> PROBLEM REQUIREMENTS:
Find each line with the word "text" and copy it.

> DATA TO PROCESS:
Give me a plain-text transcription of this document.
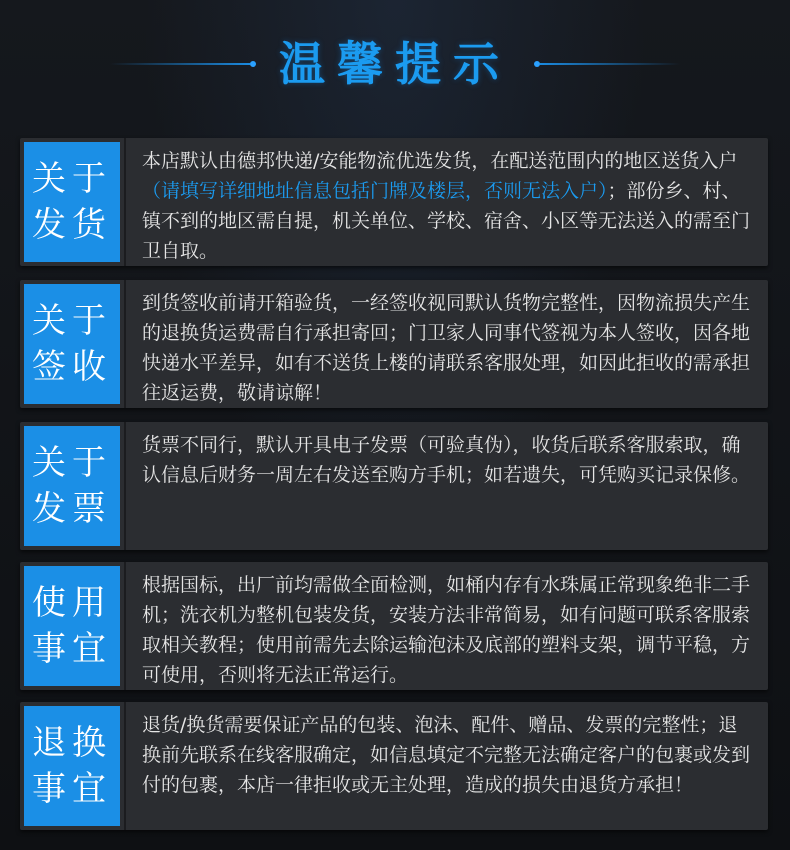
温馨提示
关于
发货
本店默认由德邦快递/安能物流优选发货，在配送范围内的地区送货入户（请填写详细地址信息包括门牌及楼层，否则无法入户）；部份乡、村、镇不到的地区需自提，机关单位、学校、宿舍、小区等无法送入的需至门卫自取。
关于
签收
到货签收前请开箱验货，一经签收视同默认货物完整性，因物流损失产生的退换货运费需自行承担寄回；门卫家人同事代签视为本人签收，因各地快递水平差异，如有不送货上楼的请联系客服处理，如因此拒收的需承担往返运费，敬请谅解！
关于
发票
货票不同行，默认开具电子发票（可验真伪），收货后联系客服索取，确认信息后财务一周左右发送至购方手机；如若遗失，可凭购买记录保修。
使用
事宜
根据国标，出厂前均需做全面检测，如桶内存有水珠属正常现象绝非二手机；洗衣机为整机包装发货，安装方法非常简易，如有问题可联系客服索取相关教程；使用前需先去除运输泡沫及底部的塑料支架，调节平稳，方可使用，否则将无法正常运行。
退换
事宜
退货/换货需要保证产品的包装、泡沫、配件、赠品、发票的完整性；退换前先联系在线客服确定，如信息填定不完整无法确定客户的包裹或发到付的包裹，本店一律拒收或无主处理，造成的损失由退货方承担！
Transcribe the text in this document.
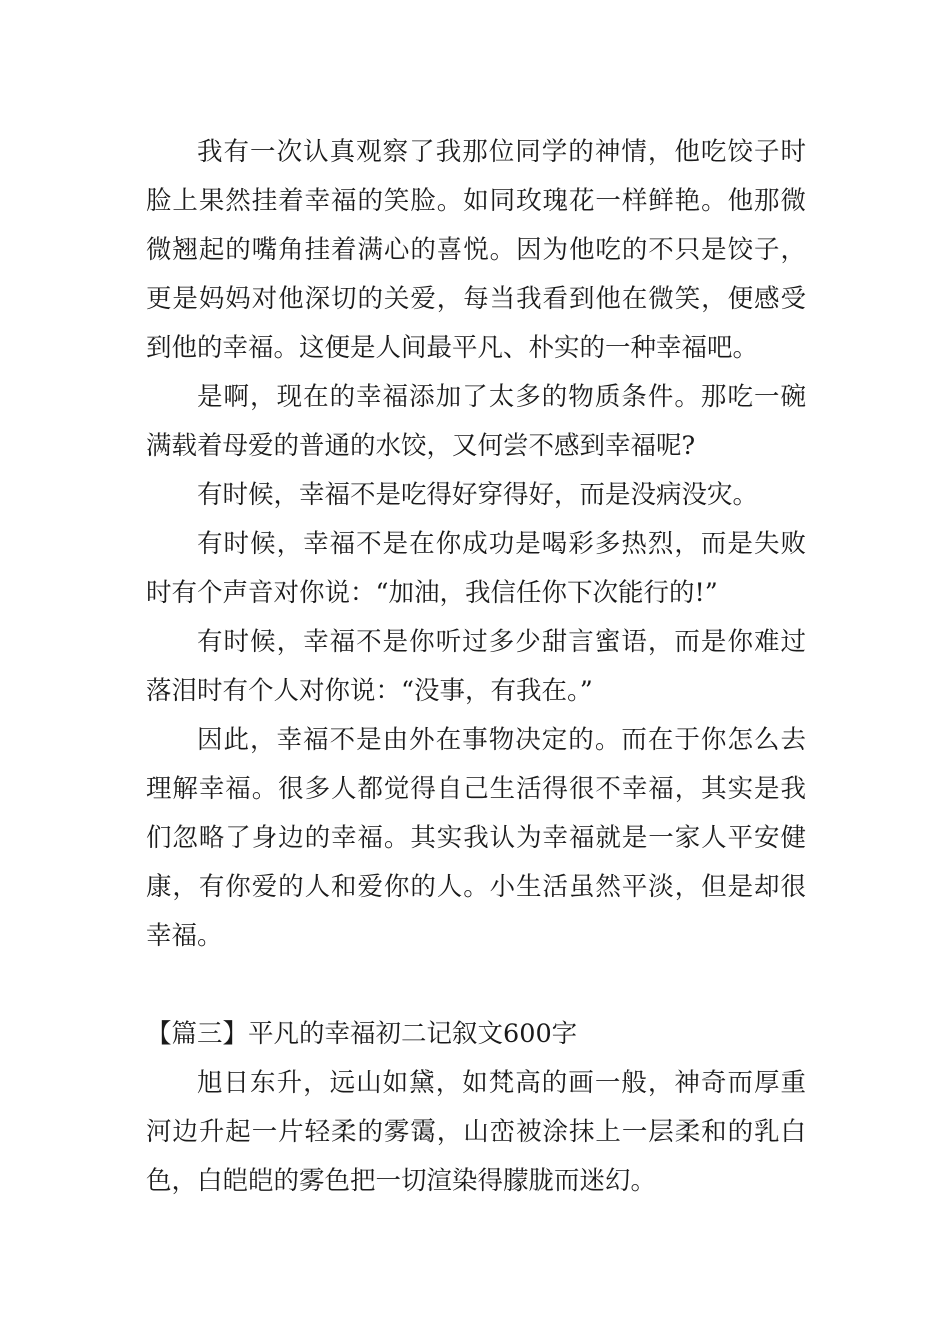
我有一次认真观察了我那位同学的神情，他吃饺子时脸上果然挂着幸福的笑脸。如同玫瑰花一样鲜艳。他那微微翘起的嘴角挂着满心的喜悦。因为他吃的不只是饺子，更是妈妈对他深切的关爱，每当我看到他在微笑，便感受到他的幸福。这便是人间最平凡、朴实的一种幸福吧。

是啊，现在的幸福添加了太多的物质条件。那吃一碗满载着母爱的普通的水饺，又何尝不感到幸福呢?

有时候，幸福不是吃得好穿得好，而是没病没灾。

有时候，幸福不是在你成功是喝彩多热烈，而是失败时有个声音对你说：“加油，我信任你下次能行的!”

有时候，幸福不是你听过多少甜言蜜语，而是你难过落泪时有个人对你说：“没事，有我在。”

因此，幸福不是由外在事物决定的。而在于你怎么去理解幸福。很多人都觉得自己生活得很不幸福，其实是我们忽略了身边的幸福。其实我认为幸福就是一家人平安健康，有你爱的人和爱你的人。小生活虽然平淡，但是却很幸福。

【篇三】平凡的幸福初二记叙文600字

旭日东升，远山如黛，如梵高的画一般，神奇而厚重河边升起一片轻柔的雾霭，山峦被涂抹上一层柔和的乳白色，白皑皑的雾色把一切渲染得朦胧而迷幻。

> RIGHT ANSWER:
Give me a plain-text transcription of this document.
Transcribe the text in this document.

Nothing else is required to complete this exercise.